*The problem:* Find how many lines of the listing include the string "Value", and report only that figure.
Begin Supplied information
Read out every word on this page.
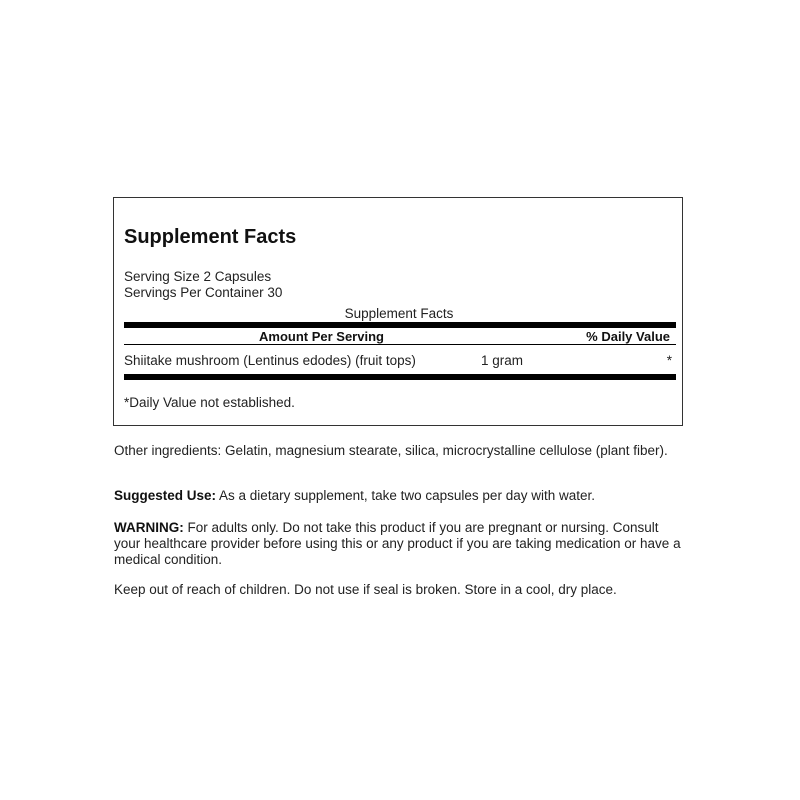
Supplement Facts
Serving Size 2 Capsules
Servings Per Container 30
Supplement Facts
Amount Per Serving	% Daily Value
Shiitake mushroom (Lentinus edodes) (fruit tops)	1 gram	*
*Daily Value not established.
Other ingredients: Gelatin, magnesium stearate, silica, microcrystalline cellulose (plant fiber).
Suggested Use: As a dietary supplement, take two capsules per day with water.
WARNING: For adults only. Do not take this product if you are pregnant or nursing. Consult your healthcare provider before using this or any product if you are taking medication or have a medical condition.
Keep out of reach of children. Do not use if seal is broken. Store in a cool, dry place.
End Supplied information
*Exercise answer:* 2